PROMPT
Pick out each line below containing "Ginseng".

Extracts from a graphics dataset
------------------------------

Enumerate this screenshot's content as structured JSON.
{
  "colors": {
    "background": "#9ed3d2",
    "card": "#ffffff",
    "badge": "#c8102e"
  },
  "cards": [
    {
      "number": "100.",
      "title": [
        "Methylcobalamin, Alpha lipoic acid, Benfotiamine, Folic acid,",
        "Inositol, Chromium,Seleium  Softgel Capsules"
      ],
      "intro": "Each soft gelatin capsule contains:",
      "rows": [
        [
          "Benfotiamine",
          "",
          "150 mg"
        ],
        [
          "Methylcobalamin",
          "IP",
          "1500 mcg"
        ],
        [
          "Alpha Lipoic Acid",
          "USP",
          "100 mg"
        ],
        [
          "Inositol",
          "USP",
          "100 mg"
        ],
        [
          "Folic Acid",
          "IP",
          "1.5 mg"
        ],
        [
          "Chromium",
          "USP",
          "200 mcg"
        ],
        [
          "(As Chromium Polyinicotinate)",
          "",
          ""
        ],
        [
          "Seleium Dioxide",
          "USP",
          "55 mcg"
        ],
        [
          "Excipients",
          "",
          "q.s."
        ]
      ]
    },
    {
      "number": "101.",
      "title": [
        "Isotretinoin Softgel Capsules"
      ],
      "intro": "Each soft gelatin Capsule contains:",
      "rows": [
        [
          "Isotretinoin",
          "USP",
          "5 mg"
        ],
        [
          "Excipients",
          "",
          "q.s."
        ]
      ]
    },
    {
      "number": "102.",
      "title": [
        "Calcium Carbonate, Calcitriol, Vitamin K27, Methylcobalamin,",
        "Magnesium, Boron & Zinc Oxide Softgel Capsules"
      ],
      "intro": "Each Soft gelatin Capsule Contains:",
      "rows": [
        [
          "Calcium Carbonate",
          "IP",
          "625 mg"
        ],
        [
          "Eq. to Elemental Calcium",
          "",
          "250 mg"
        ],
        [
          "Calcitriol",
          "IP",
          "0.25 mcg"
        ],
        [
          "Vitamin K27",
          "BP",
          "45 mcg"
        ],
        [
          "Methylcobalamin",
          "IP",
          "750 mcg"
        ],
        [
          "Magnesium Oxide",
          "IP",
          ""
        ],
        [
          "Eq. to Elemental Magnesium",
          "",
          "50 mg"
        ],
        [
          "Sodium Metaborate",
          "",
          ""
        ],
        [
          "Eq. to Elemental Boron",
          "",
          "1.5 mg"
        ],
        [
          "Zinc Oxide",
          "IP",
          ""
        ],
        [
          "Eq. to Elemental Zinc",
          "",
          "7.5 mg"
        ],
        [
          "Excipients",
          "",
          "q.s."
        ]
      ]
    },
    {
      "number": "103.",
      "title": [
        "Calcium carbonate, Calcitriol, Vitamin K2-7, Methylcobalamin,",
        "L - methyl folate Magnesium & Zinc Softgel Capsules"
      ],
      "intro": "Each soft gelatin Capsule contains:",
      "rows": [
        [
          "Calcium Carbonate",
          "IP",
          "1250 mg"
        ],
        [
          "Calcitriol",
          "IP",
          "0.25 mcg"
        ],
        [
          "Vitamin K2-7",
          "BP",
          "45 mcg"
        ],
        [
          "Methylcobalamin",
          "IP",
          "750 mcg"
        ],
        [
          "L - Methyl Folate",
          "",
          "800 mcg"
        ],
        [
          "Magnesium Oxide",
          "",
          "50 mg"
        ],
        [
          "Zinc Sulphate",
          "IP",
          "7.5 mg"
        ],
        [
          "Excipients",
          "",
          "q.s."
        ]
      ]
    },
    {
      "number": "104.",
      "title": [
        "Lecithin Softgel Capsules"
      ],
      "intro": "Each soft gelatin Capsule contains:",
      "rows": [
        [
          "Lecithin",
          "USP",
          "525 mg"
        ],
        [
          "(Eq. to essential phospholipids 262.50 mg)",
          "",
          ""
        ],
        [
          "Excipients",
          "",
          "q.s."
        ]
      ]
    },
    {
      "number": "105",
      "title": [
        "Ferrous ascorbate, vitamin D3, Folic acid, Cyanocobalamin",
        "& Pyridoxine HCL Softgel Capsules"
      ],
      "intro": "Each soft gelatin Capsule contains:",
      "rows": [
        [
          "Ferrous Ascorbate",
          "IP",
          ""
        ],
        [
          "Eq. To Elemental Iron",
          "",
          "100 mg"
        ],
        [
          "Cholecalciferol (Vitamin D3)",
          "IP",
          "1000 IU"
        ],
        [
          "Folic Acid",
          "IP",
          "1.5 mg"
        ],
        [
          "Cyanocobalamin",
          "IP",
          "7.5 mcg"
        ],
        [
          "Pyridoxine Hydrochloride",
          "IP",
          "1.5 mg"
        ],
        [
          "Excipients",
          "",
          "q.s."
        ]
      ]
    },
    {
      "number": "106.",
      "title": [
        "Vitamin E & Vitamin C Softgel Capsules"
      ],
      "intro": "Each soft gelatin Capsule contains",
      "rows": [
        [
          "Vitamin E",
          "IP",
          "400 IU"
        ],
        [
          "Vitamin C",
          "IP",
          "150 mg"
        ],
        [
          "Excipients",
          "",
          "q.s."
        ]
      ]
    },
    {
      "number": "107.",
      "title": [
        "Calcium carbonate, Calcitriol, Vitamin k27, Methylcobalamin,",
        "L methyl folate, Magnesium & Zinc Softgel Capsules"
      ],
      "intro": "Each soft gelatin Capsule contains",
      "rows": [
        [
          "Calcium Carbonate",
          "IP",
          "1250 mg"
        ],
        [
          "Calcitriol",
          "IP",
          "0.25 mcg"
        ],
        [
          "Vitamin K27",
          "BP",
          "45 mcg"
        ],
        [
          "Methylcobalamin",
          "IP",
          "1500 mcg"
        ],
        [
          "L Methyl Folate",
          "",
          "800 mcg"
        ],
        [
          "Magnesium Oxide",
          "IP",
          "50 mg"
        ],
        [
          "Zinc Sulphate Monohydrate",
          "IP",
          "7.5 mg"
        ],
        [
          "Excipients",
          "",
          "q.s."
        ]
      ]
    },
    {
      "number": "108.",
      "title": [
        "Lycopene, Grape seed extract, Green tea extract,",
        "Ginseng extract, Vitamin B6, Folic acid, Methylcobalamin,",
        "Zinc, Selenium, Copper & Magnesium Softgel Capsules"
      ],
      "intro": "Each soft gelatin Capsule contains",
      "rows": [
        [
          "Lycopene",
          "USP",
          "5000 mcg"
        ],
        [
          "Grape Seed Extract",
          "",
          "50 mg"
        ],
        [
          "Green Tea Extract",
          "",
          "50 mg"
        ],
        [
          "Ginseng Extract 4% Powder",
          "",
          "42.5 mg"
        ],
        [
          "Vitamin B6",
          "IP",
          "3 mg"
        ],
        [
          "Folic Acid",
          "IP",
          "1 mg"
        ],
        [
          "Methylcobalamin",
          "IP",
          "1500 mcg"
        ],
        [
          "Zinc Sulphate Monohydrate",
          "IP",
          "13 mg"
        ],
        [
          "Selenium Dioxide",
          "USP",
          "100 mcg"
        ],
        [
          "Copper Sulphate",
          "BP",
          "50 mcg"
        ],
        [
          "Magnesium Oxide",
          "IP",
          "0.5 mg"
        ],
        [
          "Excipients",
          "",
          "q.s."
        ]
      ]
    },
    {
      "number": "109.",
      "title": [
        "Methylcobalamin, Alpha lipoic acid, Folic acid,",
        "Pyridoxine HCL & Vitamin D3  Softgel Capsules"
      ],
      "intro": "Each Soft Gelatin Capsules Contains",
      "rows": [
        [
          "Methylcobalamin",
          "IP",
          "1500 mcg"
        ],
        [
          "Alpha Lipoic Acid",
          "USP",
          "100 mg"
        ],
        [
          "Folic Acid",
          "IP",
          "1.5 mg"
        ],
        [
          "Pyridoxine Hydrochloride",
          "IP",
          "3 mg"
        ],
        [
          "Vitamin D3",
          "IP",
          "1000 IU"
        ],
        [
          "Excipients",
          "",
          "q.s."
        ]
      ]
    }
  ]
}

------------------------------

CORRECT RESPONSE
        "Ginseng extract, Vitamin B6, Folic acid, Methylcobalamin,",
          "Ginseng Extract 4% Powder",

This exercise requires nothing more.